[Dataset rows about figures]
▼▼▼
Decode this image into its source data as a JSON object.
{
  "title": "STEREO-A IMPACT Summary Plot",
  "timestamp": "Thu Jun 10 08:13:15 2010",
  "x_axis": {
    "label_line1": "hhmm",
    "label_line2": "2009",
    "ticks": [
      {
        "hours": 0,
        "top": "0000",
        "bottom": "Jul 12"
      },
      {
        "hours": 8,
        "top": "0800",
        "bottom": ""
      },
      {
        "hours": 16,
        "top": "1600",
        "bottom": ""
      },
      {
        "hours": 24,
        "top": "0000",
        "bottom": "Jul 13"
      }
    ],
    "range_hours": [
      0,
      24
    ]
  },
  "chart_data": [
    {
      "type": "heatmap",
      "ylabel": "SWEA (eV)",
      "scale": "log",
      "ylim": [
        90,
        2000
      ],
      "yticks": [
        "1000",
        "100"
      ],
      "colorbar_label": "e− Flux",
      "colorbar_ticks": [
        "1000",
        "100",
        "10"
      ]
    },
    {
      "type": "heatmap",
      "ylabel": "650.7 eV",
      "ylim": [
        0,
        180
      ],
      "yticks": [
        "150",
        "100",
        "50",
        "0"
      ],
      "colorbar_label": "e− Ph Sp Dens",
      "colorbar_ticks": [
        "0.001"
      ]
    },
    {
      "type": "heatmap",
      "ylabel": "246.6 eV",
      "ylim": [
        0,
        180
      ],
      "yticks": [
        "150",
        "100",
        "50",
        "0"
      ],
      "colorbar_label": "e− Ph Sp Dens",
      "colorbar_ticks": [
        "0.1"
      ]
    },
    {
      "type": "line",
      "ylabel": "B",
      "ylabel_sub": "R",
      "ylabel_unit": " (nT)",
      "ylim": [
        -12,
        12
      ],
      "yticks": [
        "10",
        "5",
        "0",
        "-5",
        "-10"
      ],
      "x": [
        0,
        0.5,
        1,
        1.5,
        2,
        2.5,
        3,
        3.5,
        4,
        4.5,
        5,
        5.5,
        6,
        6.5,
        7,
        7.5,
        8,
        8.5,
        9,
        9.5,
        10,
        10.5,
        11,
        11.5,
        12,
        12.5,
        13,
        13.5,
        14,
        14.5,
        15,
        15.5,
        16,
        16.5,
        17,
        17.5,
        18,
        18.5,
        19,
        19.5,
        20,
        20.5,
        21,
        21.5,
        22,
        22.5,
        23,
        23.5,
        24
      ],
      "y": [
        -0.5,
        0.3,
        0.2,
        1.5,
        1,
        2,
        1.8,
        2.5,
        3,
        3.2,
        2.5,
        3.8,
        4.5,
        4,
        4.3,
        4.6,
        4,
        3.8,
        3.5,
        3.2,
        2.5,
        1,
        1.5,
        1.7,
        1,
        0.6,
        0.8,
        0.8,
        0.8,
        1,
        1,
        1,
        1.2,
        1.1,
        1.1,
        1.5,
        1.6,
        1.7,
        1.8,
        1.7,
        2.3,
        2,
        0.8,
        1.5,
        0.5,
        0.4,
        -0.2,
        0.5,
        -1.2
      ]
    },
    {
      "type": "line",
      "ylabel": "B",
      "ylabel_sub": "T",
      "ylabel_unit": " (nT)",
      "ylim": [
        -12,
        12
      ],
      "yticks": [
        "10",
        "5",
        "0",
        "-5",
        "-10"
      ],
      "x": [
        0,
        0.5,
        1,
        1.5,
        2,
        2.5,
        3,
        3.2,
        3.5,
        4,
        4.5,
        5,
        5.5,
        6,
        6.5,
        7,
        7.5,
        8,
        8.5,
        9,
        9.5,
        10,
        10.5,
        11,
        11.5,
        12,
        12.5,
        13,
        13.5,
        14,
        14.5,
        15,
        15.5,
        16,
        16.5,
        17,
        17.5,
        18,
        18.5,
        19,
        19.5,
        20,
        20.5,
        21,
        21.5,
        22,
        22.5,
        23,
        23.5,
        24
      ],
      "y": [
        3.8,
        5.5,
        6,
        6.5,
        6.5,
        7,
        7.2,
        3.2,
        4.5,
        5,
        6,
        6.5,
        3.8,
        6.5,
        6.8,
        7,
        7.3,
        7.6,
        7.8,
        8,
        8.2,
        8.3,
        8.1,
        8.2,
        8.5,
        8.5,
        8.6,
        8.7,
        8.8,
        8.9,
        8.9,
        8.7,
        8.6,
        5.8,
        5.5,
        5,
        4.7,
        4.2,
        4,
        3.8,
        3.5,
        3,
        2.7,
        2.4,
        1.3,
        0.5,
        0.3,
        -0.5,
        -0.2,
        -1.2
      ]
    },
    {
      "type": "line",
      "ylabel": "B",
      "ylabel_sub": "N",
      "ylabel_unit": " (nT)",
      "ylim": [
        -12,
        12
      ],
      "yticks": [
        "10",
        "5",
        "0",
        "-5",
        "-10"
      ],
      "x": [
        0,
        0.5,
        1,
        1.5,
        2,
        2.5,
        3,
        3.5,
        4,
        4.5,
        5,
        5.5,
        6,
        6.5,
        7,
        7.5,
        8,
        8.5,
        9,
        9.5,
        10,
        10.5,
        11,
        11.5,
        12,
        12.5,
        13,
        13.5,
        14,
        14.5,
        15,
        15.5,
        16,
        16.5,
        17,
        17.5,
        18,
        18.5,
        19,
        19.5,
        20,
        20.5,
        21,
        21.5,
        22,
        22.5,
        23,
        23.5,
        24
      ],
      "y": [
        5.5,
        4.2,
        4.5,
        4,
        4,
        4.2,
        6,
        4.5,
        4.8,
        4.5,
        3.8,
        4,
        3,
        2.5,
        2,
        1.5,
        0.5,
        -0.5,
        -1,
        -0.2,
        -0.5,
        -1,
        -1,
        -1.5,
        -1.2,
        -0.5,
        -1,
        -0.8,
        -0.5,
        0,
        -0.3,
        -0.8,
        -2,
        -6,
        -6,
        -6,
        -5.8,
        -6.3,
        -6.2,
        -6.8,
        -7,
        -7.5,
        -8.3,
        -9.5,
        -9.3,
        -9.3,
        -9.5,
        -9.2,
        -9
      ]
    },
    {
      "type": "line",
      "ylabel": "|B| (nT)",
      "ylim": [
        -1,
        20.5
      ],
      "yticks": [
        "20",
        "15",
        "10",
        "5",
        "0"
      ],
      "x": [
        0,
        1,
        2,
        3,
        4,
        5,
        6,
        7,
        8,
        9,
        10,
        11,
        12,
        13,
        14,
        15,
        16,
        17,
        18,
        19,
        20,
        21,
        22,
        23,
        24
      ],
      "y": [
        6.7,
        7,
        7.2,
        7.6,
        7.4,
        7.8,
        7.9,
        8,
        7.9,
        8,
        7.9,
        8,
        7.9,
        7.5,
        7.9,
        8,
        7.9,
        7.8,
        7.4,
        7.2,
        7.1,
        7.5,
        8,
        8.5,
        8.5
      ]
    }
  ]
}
▲▲▲
> **PROBLEM REQUIREMENTS**
Transcribe the full listing above without leaving anything out.

> **RESPONSE**
Decode this image into its source data as a JSON object.
{
  "title": "STEREO-A IMPACT Summary Plot",
  "timestamp": "Thu Jun 10 08:13:15 2010",
  "x_axis": {
    "label_line1": "hhmm",
    "label_line2": "2009",
    "ticks": [
      {
        "hours": 0,
        "top": "0000",
        "bottom": "Jul 12"
      },
      {
        "hours": 8,
        "top": "0800",
        "bottom": ""
      },
      {
        "hours": 16,
        "top": "1600",
        "bottom": ""
      },
      {
        "hours": 24,
        "top": "0000",
        "bottom": "Jul 13"
      }
    ],
    "range_hours": [
      0,
      24
    ]
  },
  "chart_data": [
    {
      "type": "heatmap",
      "ylabel": "SWEA (eV)",
      "scale": "log",
      "ylim": [
        90,
        2000
      ],
      "yticks": [
        "1000",
        "100"
      ],
      "colorbar_label": "e− Flux",
      "colorbar_ticks": [
        "1000",
        "100",
        "10"
      ]
    },
    {
      "type": "heatmap",
      "ylabel": "650.7 eV",
      "ylim": [
        0,
        180
      ],
      "yticks": [
        "150",
        "100",
        "50",
        "0"
      ],
      "colorbar_label": "e− Ph Sp Dens",
      "colorbar_ticks": [
        "0.001"
      ]
    },
    {
      "type": "heatmap",
      "ylabel": "246.6 eV",
      "ylim": [
        0,
        180
      ],
      "yticks": [
        "150",
        "100",
        "50",
        "0"
      ],
      "colorbar_label": "e− Ph Sp Dens",
      "colorbar_ticks": [
        "0.1"
      ]
    },
    {
      "type": "line",
      "ylabel": "B",
      "ylabel_sub": "R",
      "ylabel_unit": " (nT)",
      "ylim": [
        -12,
        12
      ],
      "yticks": [
        "10",
        "5",
        "0",
        "-5",
        "-10"
      ],
      "x": [
        0,
        0.5,
        1,
        1.5,
        2,
        2.5,
        3,
        3.5,
        4,
        4.5,
        5,
        5.5,
        6,
        6.5,
        7,
        7.5,
        8,
        8.5,
        9,
        9.5,
        10,
        10.5,
        11,
        11.5,
        12,
        12.5,
        13,
        13.5,
        14,
        14.5,
        15,
        15.5,
        16,
        16.5,
        17,
        17.5,
        18,
        18.5,
        19,
        19.5,
        20,
        20.5,
        21,
        21.5,
        22,
        22.5,
        23,
        23.5,
        24
      ],
      "y": [
        -0.5,
        0.3,
        0.2,
        1.5,
        1,
        2,
        1.8,
        2.5,
        3,
        3.2,
        2.5,
        3.8,
        4.5,
        4,
        4.3,
        4.6,
        4,
        3.8,
        3.5,
        3.2,
        2.5,
        1,
        1.5,
        1.7,
        1,
        0.6,
        0.8,
        0.8,
        0.8,
        1,
        1,
        1,
        1.2,
        1.1,
        1.1,
        1.5,
        1.6,
        1.7,
        1.8,
        1.7,
        2.3,
        2,
        0.8,
        1.5,
        0.5,
        0.4,
        -0.2,
        0.5,
        -1.2
      ]
    },
    {
      "type": "line",
      "ylabel": "B",
      "ylabel_sub": "T",
      "ylabel_unit": " (nT)",
      "ylim": [
        -12,
        12
      ],
      "yticks": [
        "10",
        "5",
        "0",
        "-5",
        "-10"
      ],
      "x": [
        0,
        0.5,
        1,
        1.5,
        2,
        2.5,
        3,
        3.2,
        3.5,
        4,
        4.5,
        5,
        5.5,
        6,
        6.5,
        7,
        7.5,
        8,
        8.5,
        9,
        9.5,
        10,
        10.5,
        11,
        11.5,
        12,
        12.5,
        13,
        13.5,
        14,
        14.5,
        15,
        15.5,
        16,
        16.5,
        17,
        17.5,
        18,
        18.5,
        19,
        19.5,
        20,
        20.5,
        21,
        21.5,
        22,
        22.5,
        23,
        23.5,
        24
      ],
      "y": [
        3.8,
        5.5,
        6,
        6.5,
        6.5,
        7,
        7.2,
        3.2,
        4.5,
        5,
        6,
        6.5,
        3.8,
        6.5,
        6.8,
        7,
        7.3,
        7.6,
        7.8,
        8,
        8.2,
        8.3,
        8.1,
        8.2,
        8.5,
        8.5,
        8.6,
        8.7,
        8.8,
        8.9,
        8.9,
        8.7,
        8.6,
        5.8,
        5.5,
        5,
        4.7,
        4.2,
        4,
        3.8,
        3.5,
        3,
        2.7,
        2.4,
        1.3,
        0.5,
        0.3,
        -0.5,
        -0.2,
        -1.2
      ]
    },
    {
      "type": "line",
      "ylabel": "B",
      "ylabel_sub": "N",
      "ylabel_unit": " (nT)",
      "ylim": [
        -12,
        12
      ],
      "yticks": [
        "10",
        "5",
        "0",
        "-5",
        "-10"
      ],
      "x": [
        0,
        0.5,
        1,
        1.5,
        2,
        2.5,
        3,
        3.5,
        4,
        4.5,
        5,
        5.5,
        6,
        6.5,
        7,
        7.5,
        8,
        8.5,
        9,
        9.5,
        10,
        10.5,
        11,
        11.5,
        12,
        12.5,
        13,
        13.5,
        14,
        14.5,
        15,
        15.5,
        16,
        16.5,
        17,
        17.5,
        18,
        18.5,
        19,
        19.5,
        20,
        20.5,
        21,
        21.5,
        22,
        22.5,
        23,
        23.5,
        24
      ],
      "y": [
        5.5,
        4.2,
        4.5,
        4,
        4,
        4.2,
        6,
        4.5,
        4.8,
        4.5,
        3.8,
        4,
        3,
        2.5,
        2,
        1.5,
        0.5,
        -0.5,
        -1,
        -0.2,
        -0.5,
        -1,
        -1,
        -1.5,
        -1.2,
        -0.5,
        -1,
        -0.8,
        -0.5,
        0,
        -0.3,
        -0.8,
        -2,
        -6,
        -6,
        -6,
        -5.8,
        -6.3,
        -6.2,
        -6.8,
        -7,
        -7.5,
        -8.3,
        -9.5,
        -9.3,
        -9.3,
        -9.5,
        -9.2,
        -9
      ]
    },
    {
      "type": "line",
      "ylabel": "|B| (nT)",
      "ylim": [
        -1,
        20.5
      ],
      "yticks": [
        "20",
        "15",
        "10",
        "5",
        "0"
      ],
      "x": [
        0,
        1,
        2,
        3,
        4,
        5,
        6,
        7,
        8,
        9,
        10,
        11,
        12,
        13,
        14,
        15,
        16,
        17,
        18,
        19,
        20,
        21,
        22,
        23,
        24
      ],
      "y": [
        6.7,
        7,
        7.2,
        7.6,
        7.4,
        7.8,
        7.9,
        8,
        7.9,
        8,
        7.9,
        8,
        7.9,
        7.5,
        7.9,
        8,
        7.9,
        7.8,
        7.4,
        7.2,
        7.1,
        7.5,
        8,
        8.5,
        8.5
      ]
    }
  ]
}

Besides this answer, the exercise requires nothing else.